▶

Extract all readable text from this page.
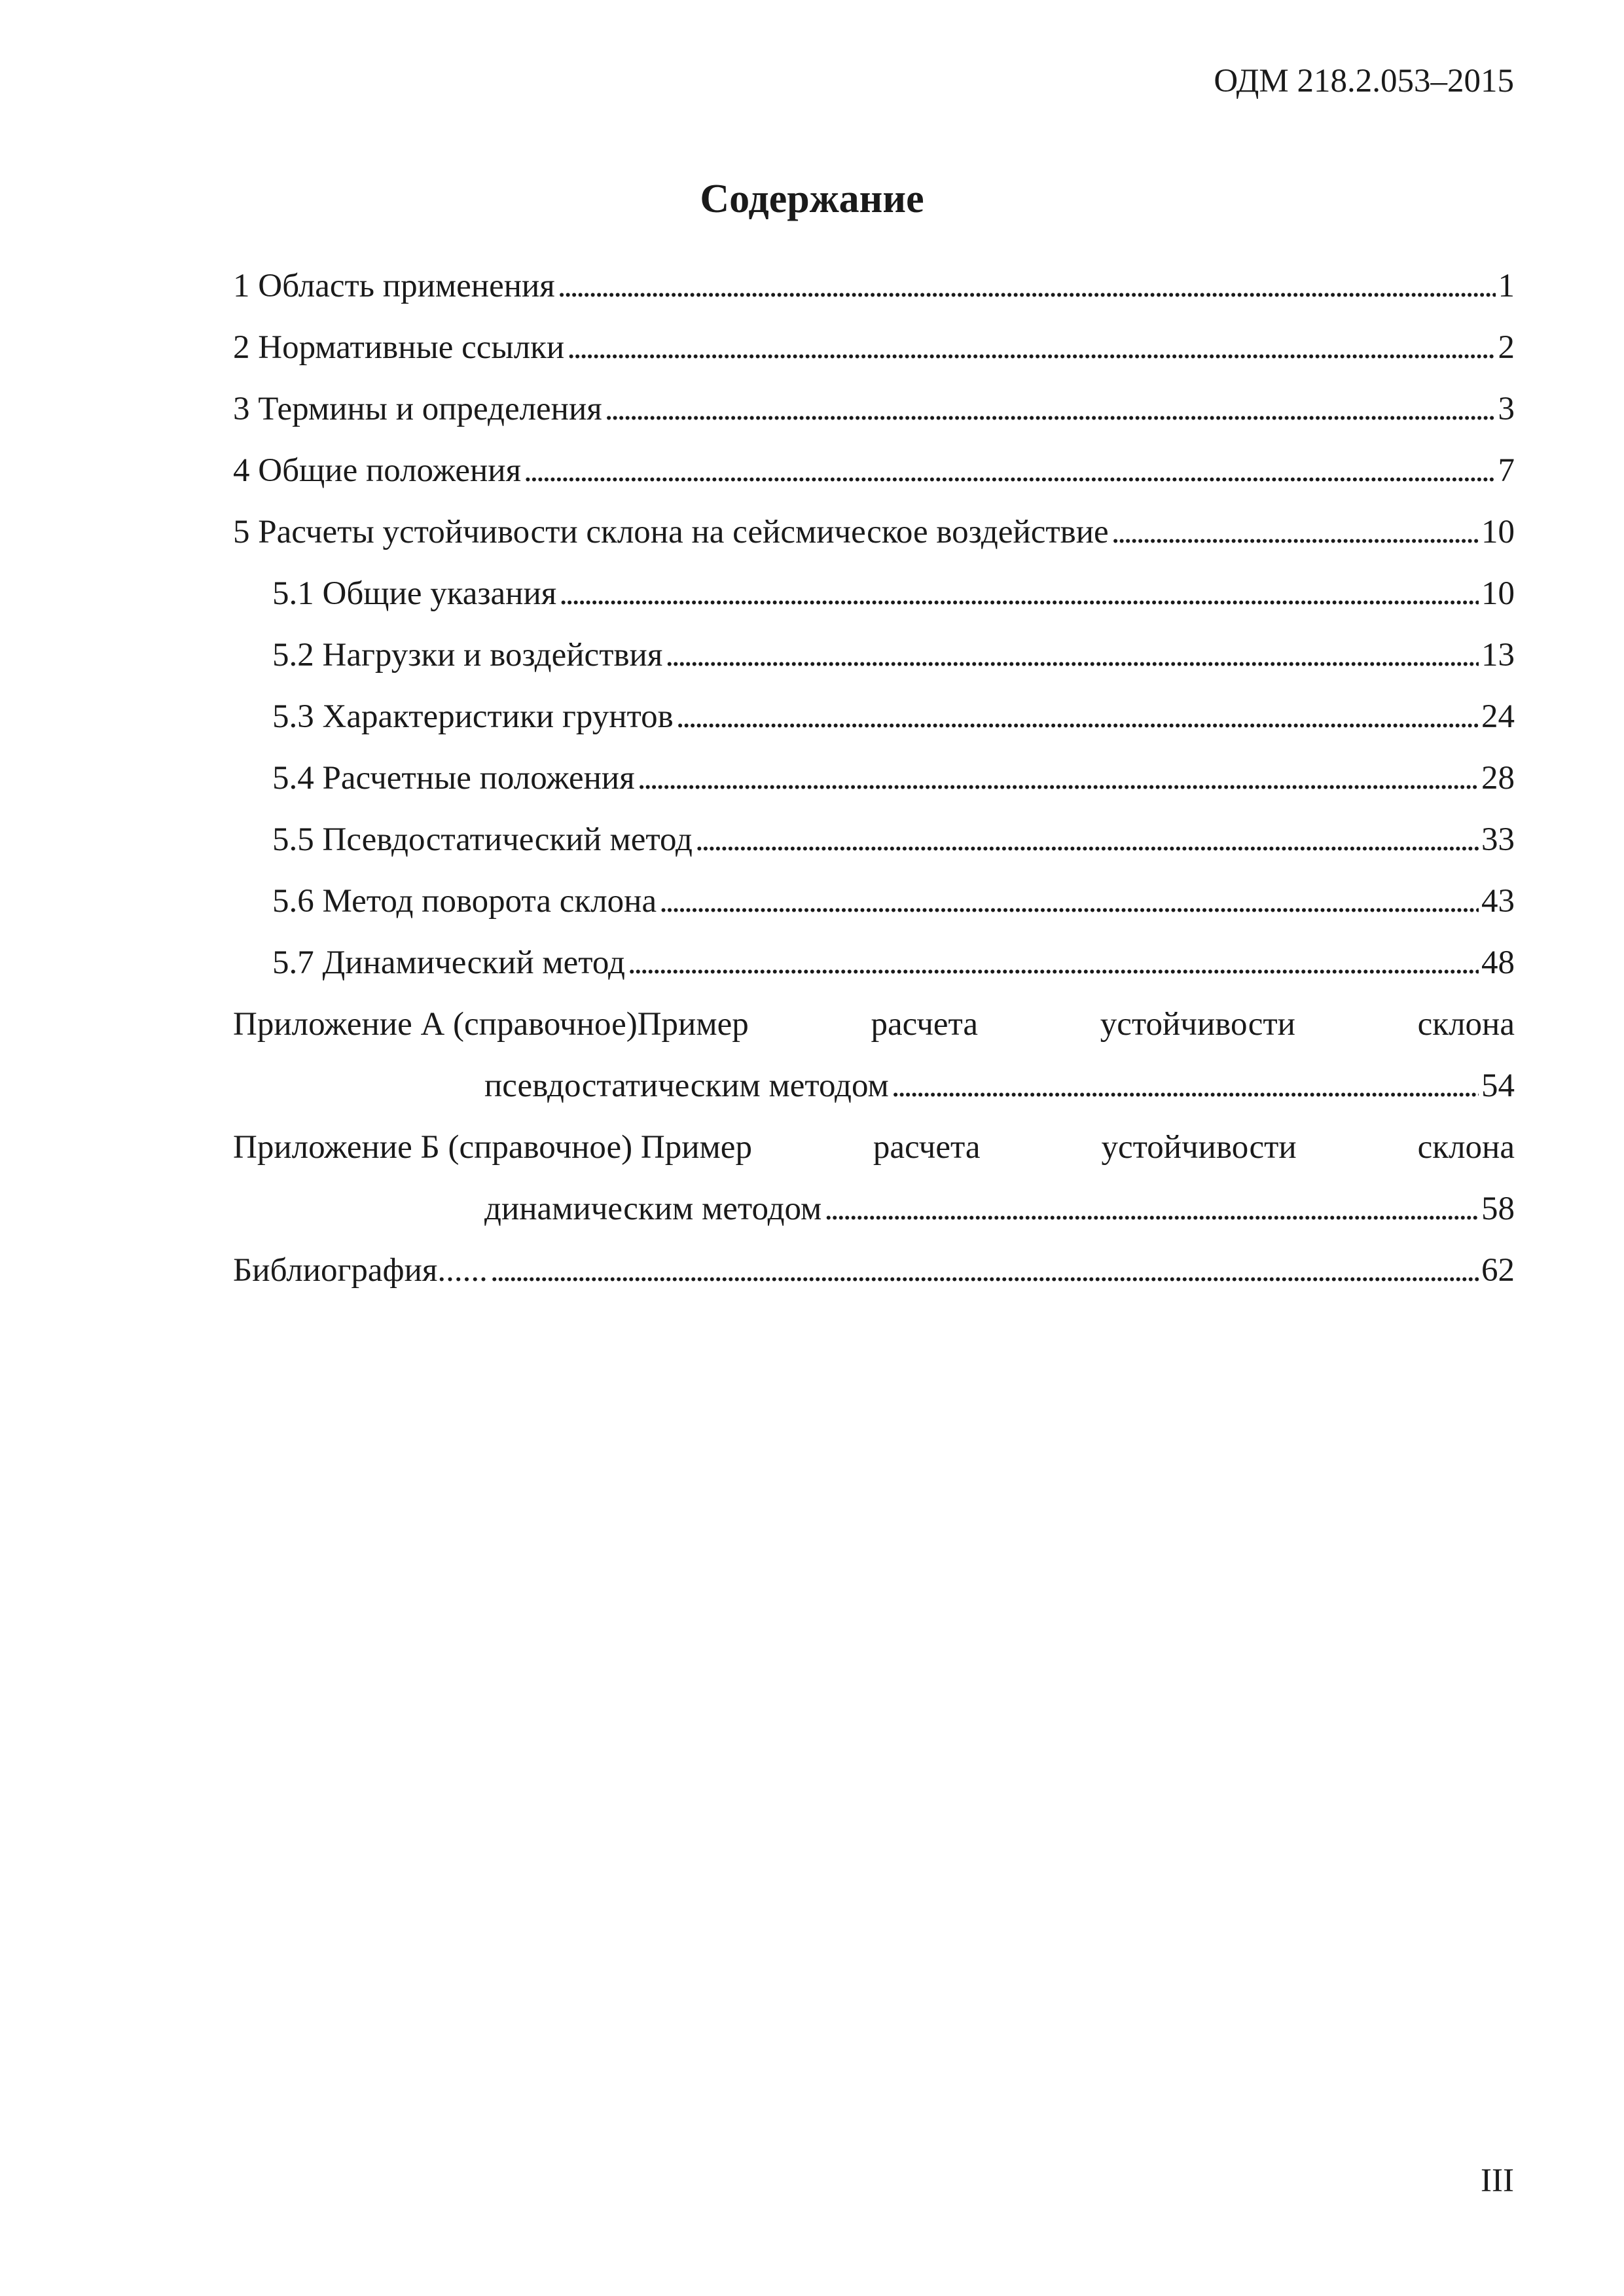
ОДМ 218.2.053–2015
Содержание
1 Область применения . . .	1
2 Нормативные ссылки . . .	2
3 Термины и определения . . .	3
4 Общие положения . . .	7
5 Расчеты устойчивости склона на сейсмическое воздействие . . .	10
5.1 Общие указания . . .	10
5.2 Нагрузки и воздействия . . .	13
5.3 Характеристики грунтов . . .	24
5.4 Расчетные положения . . .	28
5.5 Псевдостатический метод . . .	33
5.6 Метод поворота склона . . .	43
5.7 Динамический метод . . .	48
Приложение А (справочное)Пример	расчета	устойчивости	склона
псевдостатическим методом . . .	54
Приложение Б (справочное) Пример	расчета	устойчивости	склона
динамическим методом . . .	58
Библиография...... . . .	62
III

◀

_Directions_:
Copy out all the entries exactly. Images stay out of the copy.

_Answer for this exercise_:
Extract all readable text from this page.
ОДМ 218.2.053–2015
Содержание
1 Область применения . . .	1
2 Нормативные ссылки . . .	2
3 Термины и определения . . .	3
4 Общие положения . . .	7
5 Расчеты устойчивости склона на сейсмическое воздействие . . .	10
5.1 Общие указания . . .	10
5.2 Нагрузки и воздействия . . .	13
5.3 Характеристики грунтов . . .	24
5.4 Расчетные положения . . .	28
5.5 Псевдостатический метод . . .	33
5.6 Метод поворота склона . . .	43
5.7 Динамический метод . . .	48
Приложение А (справочное)Пример	расчета	устойчивости	склона
псевдостатическим методом . . .	54
Приложение Б (справочное) Пример	расчета	устойчивости	склона
динамическим методом . . .	58
Библиография...... . . .	62
III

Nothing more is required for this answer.